> **Problem requirements**
Everything from the line containing "Extract the structured" through the final line of the records must be transcribed verbatim; nothing else belongs in the result.

> **Stored data**
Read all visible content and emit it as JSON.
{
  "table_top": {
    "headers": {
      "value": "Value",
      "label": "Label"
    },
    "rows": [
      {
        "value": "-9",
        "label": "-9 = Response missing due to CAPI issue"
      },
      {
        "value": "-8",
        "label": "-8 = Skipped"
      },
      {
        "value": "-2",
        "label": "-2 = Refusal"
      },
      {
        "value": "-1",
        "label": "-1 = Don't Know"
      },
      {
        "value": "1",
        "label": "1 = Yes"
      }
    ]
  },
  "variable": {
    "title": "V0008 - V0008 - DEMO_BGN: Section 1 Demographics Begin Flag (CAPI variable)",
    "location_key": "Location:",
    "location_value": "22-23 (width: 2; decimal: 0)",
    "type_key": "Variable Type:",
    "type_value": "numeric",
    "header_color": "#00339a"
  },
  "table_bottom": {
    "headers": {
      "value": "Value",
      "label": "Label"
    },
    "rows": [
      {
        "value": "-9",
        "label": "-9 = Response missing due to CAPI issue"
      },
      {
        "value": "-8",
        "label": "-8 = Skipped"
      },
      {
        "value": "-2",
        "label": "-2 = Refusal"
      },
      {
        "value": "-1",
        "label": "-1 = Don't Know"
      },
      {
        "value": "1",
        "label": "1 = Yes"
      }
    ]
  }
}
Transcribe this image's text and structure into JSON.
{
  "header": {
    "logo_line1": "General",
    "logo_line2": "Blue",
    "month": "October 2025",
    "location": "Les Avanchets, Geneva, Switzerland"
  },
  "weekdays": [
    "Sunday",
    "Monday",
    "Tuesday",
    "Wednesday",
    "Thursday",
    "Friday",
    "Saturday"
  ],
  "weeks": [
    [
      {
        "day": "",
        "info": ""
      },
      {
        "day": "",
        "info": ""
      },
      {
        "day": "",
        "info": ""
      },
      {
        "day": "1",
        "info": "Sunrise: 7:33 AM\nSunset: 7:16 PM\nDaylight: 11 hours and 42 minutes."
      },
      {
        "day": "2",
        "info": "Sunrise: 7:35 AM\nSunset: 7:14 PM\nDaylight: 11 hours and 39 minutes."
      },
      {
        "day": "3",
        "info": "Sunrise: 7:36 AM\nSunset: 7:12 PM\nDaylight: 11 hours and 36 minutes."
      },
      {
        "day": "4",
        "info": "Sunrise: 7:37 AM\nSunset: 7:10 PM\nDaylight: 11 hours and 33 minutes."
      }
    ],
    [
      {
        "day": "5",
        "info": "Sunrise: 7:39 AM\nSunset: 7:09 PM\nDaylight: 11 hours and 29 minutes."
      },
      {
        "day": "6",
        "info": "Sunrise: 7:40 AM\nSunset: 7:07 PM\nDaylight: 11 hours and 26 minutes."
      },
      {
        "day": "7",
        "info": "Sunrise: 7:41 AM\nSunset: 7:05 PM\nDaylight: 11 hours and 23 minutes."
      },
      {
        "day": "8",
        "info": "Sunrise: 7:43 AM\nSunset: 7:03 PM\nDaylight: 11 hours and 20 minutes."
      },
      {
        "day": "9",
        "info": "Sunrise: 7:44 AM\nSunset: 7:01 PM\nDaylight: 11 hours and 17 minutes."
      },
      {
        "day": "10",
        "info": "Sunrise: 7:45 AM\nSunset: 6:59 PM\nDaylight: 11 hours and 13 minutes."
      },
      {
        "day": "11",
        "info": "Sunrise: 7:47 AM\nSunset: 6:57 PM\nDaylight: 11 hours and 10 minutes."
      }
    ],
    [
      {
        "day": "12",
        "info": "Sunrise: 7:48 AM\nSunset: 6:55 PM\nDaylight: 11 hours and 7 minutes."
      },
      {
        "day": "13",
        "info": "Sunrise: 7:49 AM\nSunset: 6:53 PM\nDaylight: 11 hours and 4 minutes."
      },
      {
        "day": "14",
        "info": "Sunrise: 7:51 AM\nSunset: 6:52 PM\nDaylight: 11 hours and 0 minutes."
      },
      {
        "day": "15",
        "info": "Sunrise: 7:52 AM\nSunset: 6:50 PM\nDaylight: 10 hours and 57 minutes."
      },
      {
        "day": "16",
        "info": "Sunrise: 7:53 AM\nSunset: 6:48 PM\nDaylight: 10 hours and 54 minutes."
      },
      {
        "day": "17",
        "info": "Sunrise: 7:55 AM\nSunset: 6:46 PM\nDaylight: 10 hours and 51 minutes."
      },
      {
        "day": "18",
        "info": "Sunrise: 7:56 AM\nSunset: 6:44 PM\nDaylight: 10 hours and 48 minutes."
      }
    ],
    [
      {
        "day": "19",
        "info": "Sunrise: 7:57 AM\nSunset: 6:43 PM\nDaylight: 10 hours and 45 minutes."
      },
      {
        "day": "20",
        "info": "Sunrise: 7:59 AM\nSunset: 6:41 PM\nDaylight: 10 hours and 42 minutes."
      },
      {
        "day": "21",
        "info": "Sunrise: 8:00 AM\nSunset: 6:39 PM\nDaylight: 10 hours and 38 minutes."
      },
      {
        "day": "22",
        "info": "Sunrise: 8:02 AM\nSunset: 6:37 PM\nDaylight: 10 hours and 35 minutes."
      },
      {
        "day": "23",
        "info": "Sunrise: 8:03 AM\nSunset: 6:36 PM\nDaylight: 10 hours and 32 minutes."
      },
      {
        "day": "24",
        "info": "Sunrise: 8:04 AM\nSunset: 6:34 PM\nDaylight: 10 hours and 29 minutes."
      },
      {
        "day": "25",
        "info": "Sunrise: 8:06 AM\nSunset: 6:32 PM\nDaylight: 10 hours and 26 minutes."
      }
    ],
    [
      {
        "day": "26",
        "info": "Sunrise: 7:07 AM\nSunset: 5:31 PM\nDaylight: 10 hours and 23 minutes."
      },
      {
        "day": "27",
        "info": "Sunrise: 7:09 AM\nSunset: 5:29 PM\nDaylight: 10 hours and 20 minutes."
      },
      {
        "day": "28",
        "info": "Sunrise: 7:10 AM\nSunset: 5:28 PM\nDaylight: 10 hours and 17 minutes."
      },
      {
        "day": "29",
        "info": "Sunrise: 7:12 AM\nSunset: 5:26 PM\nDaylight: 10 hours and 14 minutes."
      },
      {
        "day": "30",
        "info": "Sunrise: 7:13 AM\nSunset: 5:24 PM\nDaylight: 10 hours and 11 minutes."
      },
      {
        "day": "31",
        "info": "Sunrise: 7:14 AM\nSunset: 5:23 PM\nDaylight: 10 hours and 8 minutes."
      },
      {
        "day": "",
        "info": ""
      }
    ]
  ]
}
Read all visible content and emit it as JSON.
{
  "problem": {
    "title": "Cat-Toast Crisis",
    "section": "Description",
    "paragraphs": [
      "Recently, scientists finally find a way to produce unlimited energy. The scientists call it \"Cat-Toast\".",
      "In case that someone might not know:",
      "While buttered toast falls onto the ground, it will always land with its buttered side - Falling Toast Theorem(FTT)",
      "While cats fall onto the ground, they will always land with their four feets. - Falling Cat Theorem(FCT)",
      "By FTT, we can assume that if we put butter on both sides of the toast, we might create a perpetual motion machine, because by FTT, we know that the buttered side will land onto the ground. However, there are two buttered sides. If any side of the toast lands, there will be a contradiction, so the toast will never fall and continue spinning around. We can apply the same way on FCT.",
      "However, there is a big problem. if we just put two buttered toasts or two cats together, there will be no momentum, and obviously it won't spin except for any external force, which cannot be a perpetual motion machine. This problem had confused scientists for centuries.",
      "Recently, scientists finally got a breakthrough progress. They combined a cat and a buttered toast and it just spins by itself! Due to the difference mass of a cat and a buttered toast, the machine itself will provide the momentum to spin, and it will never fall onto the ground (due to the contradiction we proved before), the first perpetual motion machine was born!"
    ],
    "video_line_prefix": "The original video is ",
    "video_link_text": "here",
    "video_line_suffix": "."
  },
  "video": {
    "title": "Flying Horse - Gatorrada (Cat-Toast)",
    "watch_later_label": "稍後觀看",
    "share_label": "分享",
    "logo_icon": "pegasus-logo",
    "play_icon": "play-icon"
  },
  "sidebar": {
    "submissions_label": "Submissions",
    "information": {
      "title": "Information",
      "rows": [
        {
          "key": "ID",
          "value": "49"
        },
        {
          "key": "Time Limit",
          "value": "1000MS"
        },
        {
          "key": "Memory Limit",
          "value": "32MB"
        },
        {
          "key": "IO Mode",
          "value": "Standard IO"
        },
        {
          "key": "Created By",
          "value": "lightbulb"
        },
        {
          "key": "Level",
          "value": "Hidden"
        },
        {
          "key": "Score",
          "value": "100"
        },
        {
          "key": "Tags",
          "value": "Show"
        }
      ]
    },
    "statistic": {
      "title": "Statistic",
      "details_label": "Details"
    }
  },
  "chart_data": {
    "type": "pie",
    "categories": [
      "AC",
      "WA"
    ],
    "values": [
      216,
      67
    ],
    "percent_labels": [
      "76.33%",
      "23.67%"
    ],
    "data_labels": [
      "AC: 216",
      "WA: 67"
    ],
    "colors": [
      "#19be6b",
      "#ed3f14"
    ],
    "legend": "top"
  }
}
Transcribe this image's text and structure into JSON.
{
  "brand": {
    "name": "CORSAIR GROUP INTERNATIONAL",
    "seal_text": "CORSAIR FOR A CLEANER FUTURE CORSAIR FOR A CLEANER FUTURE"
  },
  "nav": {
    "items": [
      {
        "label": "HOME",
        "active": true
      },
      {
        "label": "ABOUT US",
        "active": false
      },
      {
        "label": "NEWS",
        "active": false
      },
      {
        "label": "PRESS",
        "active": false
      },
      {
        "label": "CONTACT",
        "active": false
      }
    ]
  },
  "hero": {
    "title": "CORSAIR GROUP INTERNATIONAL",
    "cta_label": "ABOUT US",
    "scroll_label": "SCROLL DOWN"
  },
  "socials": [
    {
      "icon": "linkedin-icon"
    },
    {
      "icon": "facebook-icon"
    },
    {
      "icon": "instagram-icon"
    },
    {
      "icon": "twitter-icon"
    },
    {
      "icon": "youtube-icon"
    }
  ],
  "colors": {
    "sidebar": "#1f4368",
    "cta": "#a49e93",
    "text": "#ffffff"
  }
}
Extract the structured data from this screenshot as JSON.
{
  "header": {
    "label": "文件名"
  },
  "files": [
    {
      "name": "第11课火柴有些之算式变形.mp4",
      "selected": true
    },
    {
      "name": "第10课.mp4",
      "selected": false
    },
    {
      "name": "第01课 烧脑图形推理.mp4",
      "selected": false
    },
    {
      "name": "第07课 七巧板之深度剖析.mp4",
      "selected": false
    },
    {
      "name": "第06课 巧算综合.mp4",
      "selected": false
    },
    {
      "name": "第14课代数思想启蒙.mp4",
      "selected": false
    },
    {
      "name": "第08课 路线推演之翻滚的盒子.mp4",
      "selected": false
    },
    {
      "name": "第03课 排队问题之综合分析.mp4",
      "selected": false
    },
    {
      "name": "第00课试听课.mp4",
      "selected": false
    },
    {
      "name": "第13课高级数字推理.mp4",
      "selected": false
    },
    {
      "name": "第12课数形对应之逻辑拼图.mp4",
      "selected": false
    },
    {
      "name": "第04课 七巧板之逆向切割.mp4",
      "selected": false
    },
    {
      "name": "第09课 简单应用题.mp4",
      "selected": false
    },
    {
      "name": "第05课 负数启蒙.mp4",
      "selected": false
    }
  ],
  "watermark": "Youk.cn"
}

> **Response for this exercise**
Extract the structured data from this screenshot as JSON.
{
  "header": {
    "label": "文件名"
  },
  "files": [
    {
      "name": "第11课火柴有些之算式变形.mp4",
      "selected": true
    },
    {
      "name": "第10课.mp4",
      "selected": false
    },
    {
      "name": "第01课 烧脑图形推理.mp4",
      "selected": false
    },
    {
      "name": "第07课 七巧板之深度剖析.mp4",
      "selected": false
    },
    {
      "name": "第06课 巧算综合.mp4",
      "selected": false
    },
    {
      "name": "第14课代数思想启蒙.mp4",
      "selected": false
    },
    {
      "name": "第08课 路线推演之翻滚的盒子.mp4",
      "selected": false
    },
    {
      "name": "第03课 排队问题之综合分析.mp4",
      "selected": false
    },
    {
      "name": "第00课试听课.mp4",
      "selected": false
    },
    {
      "name": "第13课高级数字推理.mp4",
      "selected": false
    },
    {
      "name": "第12课数形对应之逻辑拼图.mp4",
      "selected": false
    },
    {
      "name": "第04课 七巧板之逆向切割.mp4",
      "selected": false
    },
    {
      "name": "第09课 简单应用题.mp4",
      "selected": false
    },
    {
      "name": "第05课 负数启蒙.mp4",
      "selected": false
    }
  ],
  "watermark": "Youk.cn"
}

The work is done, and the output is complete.